**ВЫБРАННЫЙ ОТРЫВОК**
--

Сочинен он не Светловым, а по мотивам светловской «Каховки». Но любопытно, что создавался этот текст почти в тот же самый день, когда Михаил Светлов писал по моей просьбе новую «Каховку» на Северо-Западном фронте. Написал его бывший редактор районной газеты, в то время инструктор политотдела 417-й стрелковой дивизии, а ныне подполковник запаса Павел Митрофанович Вяжевич. Вот что он сообщил:
«Получил ваше письмо. Неожиданное. Но очень радостное. Многое припомнилось о том, как все было.
…Казаки корпуса генерала Кириченко стремительно прорвались к Турецкому валу. Фронт немцев был разорван и быстро двигался к горловине Крыма. Чтобы сокрушить врага, требовались решительные действия. На нашем направлении важнейшим пунктом была Каховка. Каждая из дивизий, сосредоточенных здесь, считала для себя честью первой войти в этот легендарный город.
Приднепровская осень. Полуразрушенный хутор Крыловский. Тихо. Но это только кажется. У одной из землянок командир дивизии генерал Бобраков дает последние указания командиру ударной группы майору Зарудневу:
1*Ныне в Каховке есть улица Михаила Светлова и поселок Светлово.
– До Каховки восемьдесят километров. В стане врага паника. Пробиться к городу на больших скоростях. Смять оборону противника и без промедления – за Днепр!
Майор Заруднев, его заместитель по политчасти капитан Сазонов и парторг батальона старший лейтенант Жаворонков вышли к машинам, на которых разместились воины. Минута – и они устремились в сторону Каховки.
Вслед за колонной машин, на кабинах и радиаторах которых были установлены пулеметы, скакали на лошадях мы: заместитель командира дивизии по политчасти полковник Миролевич, его адъютант Вася, заместитель командира артдивизиона майор Басаев, я и другие товарищи.

--

**ИСХОДНЫЙ ПЕРЕЧЕНЬ**
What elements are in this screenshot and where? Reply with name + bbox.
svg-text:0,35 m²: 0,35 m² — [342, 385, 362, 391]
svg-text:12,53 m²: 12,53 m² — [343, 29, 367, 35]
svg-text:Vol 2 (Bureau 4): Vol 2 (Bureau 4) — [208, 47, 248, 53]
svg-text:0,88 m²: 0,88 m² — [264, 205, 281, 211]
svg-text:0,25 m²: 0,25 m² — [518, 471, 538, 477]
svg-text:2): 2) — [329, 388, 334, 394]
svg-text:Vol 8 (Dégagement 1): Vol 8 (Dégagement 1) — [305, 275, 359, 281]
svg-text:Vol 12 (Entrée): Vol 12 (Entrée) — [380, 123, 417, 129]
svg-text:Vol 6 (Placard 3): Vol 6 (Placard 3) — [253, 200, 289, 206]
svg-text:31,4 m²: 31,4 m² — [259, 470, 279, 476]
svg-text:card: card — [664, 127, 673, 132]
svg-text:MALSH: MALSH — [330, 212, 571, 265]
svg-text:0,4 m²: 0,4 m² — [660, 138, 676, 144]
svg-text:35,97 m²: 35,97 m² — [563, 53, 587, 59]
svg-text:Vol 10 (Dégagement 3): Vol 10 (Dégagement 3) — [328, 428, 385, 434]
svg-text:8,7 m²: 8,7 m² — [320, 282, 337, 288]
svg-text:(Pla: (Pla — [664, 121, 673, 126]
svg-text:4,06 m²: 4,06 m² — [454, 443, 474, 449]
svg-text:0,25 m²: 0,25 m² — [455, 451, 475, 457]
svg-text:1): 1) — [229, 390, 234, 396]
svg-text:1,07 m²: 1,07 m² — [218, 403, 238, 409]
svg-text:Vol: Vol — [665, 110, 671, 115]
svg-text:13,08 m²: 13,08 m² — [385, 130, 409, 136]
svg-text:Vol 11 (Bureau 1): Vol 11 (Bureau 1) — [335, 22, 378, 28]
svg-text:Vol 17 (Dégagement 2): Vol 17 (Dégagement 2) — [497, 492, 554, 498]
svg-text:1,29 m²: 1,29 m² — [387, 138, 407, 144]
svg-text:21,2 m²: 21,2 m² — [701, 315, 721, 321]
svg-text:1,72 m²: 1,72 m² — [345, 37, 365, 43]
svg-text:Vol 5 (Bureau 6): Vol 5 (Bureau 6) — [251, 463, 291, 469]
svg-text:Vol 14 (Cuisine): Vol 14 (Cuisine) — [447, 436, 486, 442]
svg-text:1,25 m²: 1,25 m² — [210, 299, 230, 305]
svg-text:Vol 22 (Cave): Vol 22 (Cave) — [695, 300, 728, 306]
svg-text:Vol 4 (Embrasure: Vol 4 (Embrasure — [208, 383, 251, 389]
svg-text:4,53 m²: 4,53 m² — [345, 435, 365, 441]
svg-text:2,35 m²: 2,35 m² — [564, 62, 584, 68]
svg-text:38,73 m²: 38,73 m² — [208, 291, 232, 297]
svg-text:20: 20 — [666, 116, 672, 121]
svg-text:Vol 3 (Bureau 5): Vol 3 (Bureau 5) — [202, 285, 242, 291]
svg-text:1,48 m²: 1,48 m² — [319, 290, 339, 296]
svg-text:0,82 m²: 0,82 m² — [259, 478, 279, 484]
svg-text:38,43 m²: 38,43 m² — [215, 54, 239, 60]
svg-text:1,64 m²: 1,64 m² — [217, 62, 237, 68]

--

**ЗАДАНИЯ**
**1.** Замените в отрывке о наступлении на Каховку «Полуразрушенный» на «Заброшенный» и приведите фрагмент от «Приднепровская осень. Полуразрушенный» до «и другие товарищи.» с этой заменой.
**2.** Выведите без изменений строки перечня от первой до той, где стоит «svg-text:31,4 m²: 31,4», включая обе.

**ОТВЕТЫ К УПРАЖНЕНИЮ**
**1.**
Приднепровская осень. Заброшенный хутор Крыловский. Тихо. Но это только кажется. У одной из землянок командир дивизии генерал Бобраков дает последние указания командиру ударной группы майору Зарудневу:
1*Ныне в Каховке есть улица Михаила Светлова и поселок Светлово.
– До Каховки восемьдесят километров. В стане врага паника. Пробиться к городу на больших скоростях. Смять оборону противника и без промедления – за Днепр!
Майор Заруднев, его заместитель по политчасти капитан Сазонов и парторг батальона старший лейтенант Жаворонков вышли к машинам, на которых разместились воины. Минута – и они устремились в сторону Каховки.
Вслед за колонной машин, на кабинах и радиаторах которых были установлены пулеметы, скакали на лошадях мы: заместитель командира дивизии по политчасти полковник Миролевич, его адъютант Вася, заместитель командира артдивизиона майор Басаев, я и другие товарищи.

**2.**
What elements are in this screenshot and where? Reply with name + bbox.
svg-text:0,35 m²: 0,35 m² — [342, 385, 362, 391]
svg-text:12,53 m²: 12,53 m² — [343, 29, 367, 35]
svg-text:Vol 2 (Bureau 4): Vol 2 (Bureau 4) — [208, 47, 248, 53]
svg-text:0,88 m²: 0,88 m² — [264, 205, 281, 211]
svg-text:0,25 m²: 0,25 m² — [518, 471, 538, 477]
svg-text:2): 2) — [329, 388, 334, 394]
svg-text:Vol 8 (Dégagement 1): Vol 8 (Dégagement 1) — [305, 275, 359, 281]
svg-text:Vol 12 (Entrée): Vol 12 (Entrée) — [380, 123, 417, 129]
svg-text:Vol 6 (Placard 3): Vol 6 (Placard 3) — [253, 200, 289, 206]
svg-text:31,4 m²: 31,4 m² — [259, 470, 279, 476]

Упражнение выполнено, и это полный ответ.